Short problem: Write out the whole listing, matching it exactly.
---*---
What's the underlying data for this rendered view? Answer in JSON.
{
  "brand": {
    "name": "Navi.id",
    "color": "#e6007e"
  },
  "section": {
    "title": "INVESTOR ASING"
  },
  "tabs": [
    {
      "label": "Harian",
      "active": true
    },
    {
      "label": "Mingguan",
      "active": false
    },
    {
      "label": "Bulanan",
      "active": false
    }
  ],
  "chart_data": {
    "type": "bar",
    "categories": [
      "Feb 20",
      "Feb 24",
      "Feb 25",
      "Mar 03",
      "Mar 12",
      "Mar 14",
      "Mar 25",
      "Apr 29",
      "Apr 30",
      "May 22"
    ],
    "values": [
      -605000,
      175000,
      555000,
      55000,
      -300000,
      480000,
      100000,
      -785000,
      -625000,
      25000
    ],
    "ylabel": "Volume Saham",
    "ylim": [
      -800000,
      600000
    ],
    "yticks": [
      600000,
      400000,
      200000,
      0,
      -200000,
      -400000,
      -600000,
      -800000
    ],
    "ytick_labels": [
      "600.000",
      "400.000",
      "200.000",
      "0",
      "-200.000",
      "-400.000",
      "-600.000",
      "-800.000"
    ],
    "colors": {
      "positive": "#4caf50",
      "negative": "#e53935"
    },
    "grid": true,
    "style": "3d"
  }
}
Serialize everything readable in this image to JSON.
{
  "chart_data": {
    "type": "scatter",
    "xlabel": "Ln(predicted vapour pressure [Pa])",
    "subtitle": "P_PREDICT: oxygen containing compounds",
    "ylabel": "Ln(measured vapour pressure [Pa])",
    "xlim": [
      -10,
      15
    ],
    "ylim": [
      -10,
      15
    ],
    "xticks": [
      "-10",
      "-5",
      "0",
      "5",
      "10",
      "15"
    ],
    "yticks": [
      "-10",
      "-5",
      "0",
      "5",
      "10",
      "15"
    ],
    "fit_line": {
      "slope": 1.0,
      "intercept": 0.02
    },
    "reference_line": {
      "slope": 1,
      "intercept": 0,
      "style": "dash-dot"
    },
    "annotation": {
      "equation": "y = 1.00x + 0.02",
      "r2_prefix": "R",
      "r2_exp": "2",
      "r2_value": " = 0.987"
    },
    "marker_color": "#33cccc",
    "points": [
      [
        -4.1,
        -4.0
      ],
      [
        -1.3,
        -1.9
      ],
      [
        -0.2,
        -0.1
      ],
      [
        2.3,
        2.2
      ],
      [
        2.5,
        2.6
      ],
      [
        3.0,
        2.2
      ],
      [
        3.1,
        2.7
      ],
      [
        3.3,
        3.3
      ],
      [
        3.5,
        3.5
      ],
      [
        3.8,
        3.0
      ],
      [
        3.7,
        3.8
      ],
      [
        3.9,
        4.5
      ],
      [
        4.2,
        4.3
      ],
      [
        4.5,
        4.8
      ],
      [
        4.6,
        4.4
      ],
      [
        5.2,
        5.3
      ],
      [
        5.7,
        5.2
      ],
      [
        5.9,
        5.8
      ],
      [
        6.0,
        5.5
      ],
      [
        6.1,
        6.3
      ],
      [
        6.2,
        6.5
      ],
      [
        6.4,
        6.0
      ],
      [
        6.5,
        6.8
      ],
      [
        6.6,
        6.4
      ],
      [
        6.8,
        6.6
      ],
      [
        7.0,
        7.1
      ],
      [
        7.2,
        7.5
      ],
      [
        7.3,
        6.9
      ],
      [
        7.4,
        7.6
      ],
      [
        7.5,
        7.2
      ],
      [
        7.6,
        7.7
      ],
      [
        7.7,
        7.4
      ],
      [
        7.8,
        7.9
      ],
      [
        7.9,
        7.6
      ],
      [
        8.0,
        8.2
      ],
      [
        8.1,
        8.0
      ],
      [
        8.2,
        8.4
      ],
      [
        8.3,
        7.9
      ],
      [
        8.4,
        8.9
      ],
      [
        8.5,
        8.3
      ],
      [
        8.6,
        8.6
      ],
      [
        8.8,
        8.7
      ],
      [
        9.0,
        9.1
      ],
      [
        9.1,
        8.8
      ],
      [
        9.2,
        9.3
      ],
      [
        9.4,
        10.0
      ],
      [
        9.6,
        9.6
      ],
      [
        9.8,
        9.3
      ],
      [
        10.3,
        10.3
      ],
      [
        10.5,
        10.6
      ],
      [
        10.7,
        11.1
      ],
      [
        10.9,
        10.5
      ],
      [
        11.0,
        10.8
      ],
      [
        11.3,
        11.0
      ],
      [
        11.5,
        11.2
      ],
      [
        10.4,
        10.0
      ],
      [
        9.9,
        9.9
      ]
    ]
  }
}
---*---
Exercise output:
What's the underlying data for this rendered view? Answer in JSON.
{
  "brand": {
    "name": "Navi.id",
    "color": "#e6007e"
  },
  "section": {
    "title": "INVESTOR ASING"
  },
  "tabs": [
    {
      "label": "Harian",
      "active": true
    },
    {
      "label": "Mingguan",
      "active": false
    },
    {
      "label": "Bulanan",
      "active": false
    }
  ],
  "chart_data": {
    "type": "bar",
    "categories": [
      "Feb 20",
      "Feb 24",
      "Feb 25",
      "Mar 03",
      "Mar 12",
      "Mar 14",
      "Mar 25",
      "Apr 29",
      "Apr 30",
      "May 22"
    ],
    "values": [
      -605000,
      175000,
      555000,
      55000,
      -300000,
      480000,
      100000,
      -785000,
      -625000,
      25000
    ],
    "ylabel": "Volume Saham",
    "ylim": [
      -800000,
      600000
    ],
    "yticks": [
      600000,
      400000,
      200000,
      0,
      -200000,
      -400000,
      -600000,
      -800000
    ],
    "ytick_labels": [
      "600.000",
      "400.000",
      "200.000",
      "0",
      "-200.000",
      "-400.000",
      "-600.000",
      "-800.000"
    ],
    "colors": {
      "positive": "#4caf50",
      "negative": "#e53935"
    },
    "grid": true,
    "style": "3d"
  }
}
Serialize everything readable in this image to JSON.
{
  "chart_data": {
    "type": "scatter",
    "xlabel": "Ln(predicted vapour pressure [Pa])",
    "subtitle": "P_PREDICT: oxygen containing compounds",
    "ylabel": "Ln(measured vapour pressure [Pa])",
    "xlim": [
      -10,
      15
    ],
    "ylim": [
      -10,
      15
    ],
    "xticks": [
      "-10",
      "-5",
      "0",
      "5",
      "10",
      "15"
    ],
    "yticks": [
      "-10",
      "-5",
      "0",
      "5",
      "10",
      "15"
    ],
    "fit_line": {
      "slope": 1.0,
      "intercept": 0.02
    },
    "reference_line": {
      "slope": 1,
      "intercept": 0,
      "style": "dash-dot"
    },
    "annotation": {
      "equation": "y = 1.00x + 0.02",
      "r2_prefix": "R",
      "r2_exp": "2",
      "r2_value": " = 0.987"
    },
    "marker_color": "#33cccc",
    "points": [
      [
        -4.1,
        -4.0
      ],
      [
        -1.3,
        -1.9
      ],
      [
        -0.2,
        -0.1
      ],
      [
        2.3,
        2.2
      ],
      [
        2.5,
        2.6
      ],
      [
        3.0,
        2.2
      ],
      [
        3.1,
        2.7
      ],
      [
        3.3,
        3.3
      ],
      [
        3.5,
        3.5
      ],
      [
        3.8,
        3.0
      ],
      [
        3.7,
        3.8
      ],
      [
        3.9,
        4.5
      ],
      [
        4.2,
        4.3
      ],
      [
        4.5,
        4.8
      ],
      [
        4.6,
        4.4
      ],
      [
        5.2,
        5.3
      ],
      [
        5.7,
        5.2
      ],
      [
        5.9,
        5.8
      ],
      [
        6.0,
        5.5
      ],
      [
        6.1,
        6.3
      ],
      [
        6.2,
        6.5
      ],
      [
        6.4,
        6.0
      ],
      [
        6.5,
        6.8
      ],
      [
        6.6,
        6.4
      ],
      [
        6.8,
        6.6
      ],
      [
        7.0,
        7.1
      ],
      [
        7.2,
        7.5
      ],
      [
        7.3,
        6.9
      ],
      [
        7.4,
        7.6
      ],
      [
        7.5,
        7.2
      ],
      [
        7.6,
        7.7
      ],
      [
        7.7,
        7.4
      ],
      [
        7.8,
        7.9
      ],
      [
        7.9,
        7.6
      ],
      [
        8.0,
        8.2
      ],
      [
        8.1,
        8.0
      ],
      [
        8.2,
        8.4
      ],
      [
        8.3,
        7.9
      ],
      [
        8.4,
        8.9
      ],
      [
        8.5,
        8.3
      ],
      [
        8.6,
        8.6
      ],
      [
        8.8,
        8.7
      ],
      [
        9.0,
        9.1
      ],
      [
        9.1,
        8.8
      ],
      [
        9.2,
        9.3
      ],
      [
        9.4,
        10.0
      ],
      [
        9.6,
        9.6
      ],
      [
        9.8,
        9.3
      ],
      [
        10.3,
        10.3
      ],
      [
        10.5,
        10.6
      ],
      [
        10.7,
        11.1
      ],
      [
        10.9,
        10.5
      ],
      [
        11.0,
        10.8
      ],
      [
        11.3,
        11.0
      ],
      [
        11.5,
        11.2
      ],
      [
        10.4,
        10.0
      ],
      [
        9.9,
        9.9
      ]
    ]
  }
}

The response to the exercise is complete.